** Instructions to follow **
Skip the images and return the records below exactly.

** Supplied material **
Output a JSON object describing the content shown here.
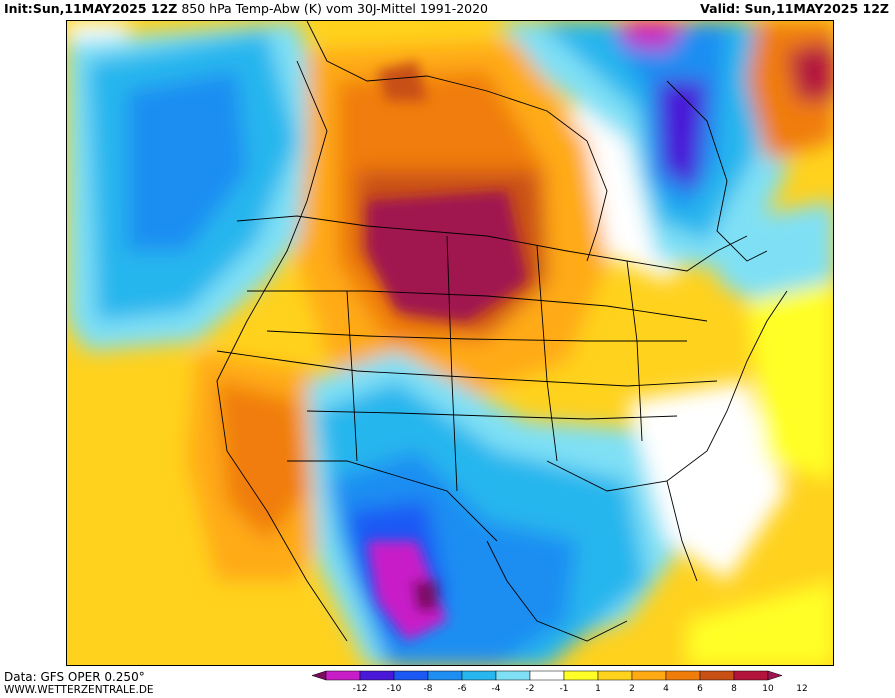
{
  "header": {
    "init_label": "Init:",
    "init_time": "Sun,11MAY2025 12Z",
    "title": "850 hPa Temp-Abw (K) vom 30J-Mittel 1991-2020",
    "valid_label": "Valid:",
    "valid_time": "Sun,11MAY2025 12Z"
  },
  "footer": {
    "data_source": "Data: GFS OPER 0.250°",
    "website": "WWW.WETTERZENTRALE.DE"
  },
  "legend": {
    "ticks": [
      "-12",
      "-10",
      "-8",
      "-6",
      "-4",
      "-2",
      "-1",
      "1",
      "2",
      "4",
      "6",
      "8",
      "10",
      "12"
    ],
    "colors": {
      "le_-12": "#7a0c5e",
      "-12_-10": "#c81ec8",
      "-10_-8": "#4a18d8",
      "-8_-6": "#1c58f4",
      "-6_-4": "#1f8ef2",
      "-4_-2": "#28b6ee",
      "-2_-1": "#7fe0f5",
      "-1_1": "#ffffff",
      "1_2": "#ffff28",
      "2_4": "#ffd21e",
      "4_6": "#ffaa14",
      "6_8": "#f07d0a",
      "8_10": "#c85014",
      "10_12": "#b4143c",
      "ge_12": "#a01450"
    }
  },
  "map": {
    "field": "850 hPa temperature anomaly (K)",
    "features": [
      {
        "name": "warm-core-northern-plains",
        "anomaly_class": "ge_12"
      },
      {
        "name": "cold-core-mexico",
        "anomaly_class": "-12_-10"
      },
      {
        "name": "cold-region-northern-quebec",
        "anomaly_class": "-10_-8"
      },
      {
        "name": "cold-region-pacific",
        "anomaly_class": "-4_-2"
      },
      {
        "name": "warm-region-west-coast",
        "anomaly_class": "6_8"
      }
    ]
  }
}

** Exercise response **
Output a JSON object describing the content shown here.
{
  "header": {
    "init_label": "Init:",
    "init_time": "Sun,11MAY2025 12Z",
    "title": "850 hPa Temp-Abw (K) vom 30J-Mittel 1991-2020",
    "valid_label": "Valid:",
    "valid_time": "Sun,11MAY2025 12Z"
  },
  "footer": {
    "data_source": "Data: GFS OPER 0.250°",
    "website": "WWW.WETTERZENTRALE.DE"
  },
  "legend": {
    "ticks": [
      "-12",
      "-10",
      "-8",
      "-6",
      "-4",
      "-2",
      "-1",
      "1",
      "2",
      "4",
      "6",
      "8",
      "10",
      "12"
    ],
    "colors": {
      "le_-12": "#7a0c5e",
      "-12_-10": "#c81ec8",
      "-10_-8": "#4a18d8",
      "-8_-6": "#1c58f4",
      "-6_-4": "#1f8ef2",
      "-4_-2": "#28b6ee",
      "-2_-1": "#7fe0f5",
      "-1_1": "#ffffff",
      "1_2": "#ffff28",
      "2_4": "#ffd21e",
      "4_6": "#ffaa14",
      "6_8": "#f07d0a",
      "8_10": "#c85014",
      "10_12": "#b4143c",
      "ge_12": "#a01450"
    }
  },
  "map": {
    "field": "850 hPa temperature anomaly (K)",
    "features": [
      {
        "name": "warm-core-northern-plains",
        "anomaly_class": "ge_12"
      },
      {
        "name": "cold-core-mexico",
        "anomaly_class": "-12_-10"
      },
      {
        "name": "cold-region-northern-quebec",
        "anomaly_class": "-10_-8"
      },
      {
        "name": "cold-region-pacific",
        "anomaly_class": "-4_-2"
      },
      {
        "name": "warm-region-west-coast",
        "anomaly_class": "6_8"
      }
    ]
  }
}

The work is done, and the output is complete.